> **Challenge**:
Filter the entries that follow, copying every line in which the word "concentration" appears.

Figure content listings
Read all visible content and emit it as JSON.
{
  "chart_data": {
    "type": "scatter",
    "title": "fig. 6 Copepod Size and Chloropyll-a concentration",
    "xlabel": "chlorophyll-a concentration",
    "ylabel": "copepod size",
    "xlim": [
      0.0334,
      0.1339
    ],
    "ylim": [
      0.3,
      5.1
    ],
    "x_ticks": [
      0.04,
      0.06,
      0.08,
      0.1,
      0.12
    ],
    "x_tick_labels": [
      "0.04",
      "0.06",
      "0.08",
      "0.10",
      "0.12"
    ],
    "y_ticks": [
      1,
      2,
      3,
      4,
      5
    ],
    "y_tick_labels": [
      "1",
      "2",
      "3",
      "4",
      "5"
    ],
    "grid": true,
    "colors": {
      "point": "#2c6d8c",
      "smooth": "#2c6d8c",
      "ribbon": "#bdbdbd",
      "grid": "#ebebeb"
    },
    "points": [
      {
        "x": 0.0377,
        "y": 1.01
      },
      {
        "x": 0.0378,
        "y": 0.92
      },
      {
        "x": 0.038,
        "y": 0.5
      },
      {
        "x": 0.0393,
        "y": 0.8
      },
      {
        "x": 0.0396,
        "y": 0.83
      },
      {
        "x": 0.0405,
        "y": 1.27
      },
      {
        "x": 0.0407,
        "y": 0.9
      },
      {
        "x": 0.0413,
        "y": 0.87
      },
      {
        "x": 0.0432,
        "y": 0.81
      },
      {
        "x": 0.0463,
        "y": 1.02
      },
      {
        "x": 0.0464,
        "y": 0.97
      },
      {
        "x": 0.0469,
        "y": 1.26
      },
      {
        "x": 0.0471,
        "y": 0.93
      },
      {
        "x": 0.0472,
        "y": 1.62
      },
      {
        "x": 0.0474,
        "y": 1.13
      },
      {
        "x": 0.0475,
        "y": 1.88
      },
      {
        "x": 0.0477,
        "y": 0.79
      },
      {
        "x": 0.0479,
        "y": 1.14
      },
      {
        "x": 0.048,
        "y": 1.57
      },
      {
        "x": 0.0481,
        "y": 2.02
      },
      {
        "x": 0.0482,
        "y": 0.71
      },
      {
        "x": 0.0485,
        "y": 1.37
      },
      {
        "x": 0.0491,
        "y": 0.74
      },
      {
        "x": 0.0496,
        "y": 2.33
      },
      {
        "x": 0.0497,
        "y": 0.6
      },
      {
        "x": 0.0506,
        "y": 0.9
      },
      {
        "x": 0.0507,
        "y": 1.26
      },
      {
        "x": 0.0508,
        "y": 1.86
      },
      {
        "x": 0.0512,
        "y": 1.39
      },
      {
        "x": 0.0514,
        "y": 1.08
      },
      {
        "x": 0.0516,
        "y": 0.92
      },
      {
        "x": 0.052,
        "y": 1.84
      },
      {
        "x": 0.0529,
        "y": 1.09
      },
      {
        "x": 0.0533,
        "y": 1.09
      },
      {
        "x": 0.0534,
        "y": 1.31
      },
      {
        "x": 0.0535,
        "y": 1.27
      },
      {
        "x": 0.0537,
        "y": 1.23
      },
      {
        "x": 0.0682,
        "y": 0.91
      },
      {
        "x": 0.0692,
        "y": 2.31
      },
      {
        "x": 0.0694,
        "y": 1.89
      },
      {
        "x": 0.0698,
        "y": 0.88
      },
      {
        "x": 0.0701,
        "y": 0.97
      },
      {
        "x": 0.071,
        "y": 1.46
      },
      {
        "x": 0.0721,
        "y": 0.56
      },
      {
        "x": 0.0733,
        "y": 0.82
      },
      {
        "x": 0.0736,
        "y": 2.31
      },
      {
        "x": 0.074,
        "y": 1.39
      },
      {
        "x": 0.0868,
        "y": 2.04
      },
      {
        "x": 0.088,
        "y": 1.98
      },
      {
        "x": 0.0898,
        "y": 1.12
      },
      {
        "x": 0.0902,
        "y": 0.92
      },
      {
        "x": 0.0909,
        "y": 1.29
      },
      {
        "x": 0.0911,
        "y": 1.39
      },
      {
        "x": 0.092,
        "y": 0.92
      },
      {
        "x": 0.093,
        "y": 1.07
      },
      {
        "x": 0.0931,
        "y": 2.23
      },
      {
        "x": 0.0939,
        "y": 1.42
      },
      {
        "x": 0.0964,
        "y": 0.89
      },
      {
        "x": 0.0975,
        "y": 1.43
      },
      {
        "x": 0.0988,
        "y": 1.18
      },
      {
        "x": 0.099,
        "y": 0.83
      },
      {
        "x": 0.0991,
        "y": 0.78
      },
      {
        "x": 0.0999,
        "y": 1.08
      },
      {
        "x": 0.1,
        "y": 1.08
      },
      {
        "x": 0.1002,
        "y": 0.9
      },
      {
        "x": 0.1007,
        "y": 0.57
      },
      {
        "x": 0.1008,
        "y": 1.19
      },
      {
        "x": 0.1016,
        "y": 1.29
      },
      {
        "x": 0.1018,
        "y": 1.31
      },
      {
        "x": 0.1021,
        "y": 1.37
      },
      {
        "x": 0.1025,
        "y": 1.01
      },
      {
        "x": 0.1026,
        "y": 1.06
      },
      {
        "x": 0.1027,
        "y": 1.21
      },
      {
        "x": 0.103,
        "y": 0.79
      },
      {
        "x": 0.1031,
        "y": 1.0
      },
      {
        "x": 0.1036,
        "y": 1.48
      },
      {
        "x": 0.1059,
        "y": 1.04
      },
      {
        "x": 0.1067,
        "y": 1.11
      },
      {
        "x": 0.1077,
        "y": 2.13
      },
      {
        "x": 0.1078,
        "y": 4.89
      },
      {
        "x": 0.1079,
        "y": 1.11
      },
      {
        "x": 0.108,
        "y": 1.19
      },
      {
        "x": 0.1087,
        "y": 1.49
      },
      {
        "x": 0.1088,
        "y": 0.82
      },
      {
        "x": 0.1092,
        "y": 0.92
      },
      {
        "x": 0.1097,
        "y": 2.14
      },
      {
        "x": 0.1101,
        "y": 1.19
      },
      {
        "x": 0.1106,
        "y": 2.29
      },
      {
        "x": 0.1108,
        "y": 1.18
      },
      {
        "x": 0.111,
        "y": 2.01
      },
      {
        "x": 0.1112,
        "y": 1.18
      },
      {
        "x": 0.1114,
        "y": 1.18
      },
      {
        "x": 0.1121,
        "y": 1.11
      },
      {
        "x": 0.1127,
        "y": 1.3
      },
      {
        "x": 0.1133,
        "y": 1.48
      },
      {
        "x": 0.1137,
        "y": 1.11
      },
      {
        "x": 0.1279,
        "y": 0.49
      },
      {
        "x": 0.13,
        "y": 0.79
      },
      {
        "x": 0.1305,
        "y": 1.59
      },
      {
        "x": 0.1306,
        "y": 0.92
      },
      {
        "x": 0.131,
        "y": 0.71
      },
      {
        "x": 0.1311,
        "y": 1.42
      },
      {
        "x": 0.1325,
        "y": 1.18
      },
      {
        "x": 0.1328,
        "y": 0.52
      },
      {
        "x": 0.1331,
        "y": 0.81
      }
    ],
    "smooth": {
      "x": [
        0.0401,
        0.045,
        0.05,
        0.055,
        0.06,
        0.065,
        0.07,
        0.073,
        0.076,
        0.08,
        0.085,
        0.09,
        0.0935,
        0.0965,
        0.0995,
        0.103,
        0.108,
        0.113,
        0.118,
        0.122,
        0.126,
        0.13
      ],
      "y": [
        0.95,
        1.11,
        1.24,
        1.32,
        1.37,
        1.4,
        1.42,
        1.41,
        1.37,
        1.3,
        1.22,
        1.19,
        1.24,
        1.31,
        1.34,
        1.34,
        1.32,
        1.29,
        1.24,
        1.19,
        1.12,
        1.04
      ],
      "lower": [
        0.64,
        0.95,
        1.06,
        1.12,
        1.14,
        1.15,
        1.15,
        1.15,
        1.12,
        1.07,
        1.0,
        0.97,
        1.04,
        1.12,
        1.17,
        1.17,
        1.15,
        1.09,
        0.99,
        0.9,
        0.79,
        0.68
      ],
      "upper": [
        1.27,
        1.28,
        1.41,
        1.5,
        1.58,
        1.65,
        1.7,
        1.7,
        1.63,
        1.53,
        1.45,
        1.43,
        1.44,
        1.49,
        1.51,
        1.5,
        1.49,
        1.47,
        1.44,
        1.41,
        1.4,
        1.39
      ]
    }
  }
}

> **Correct response**:
    "title": "fig. 6 Copepod Size and Chloropyll-a concentration",
    "xlabel": "chlorophyll-a concentration",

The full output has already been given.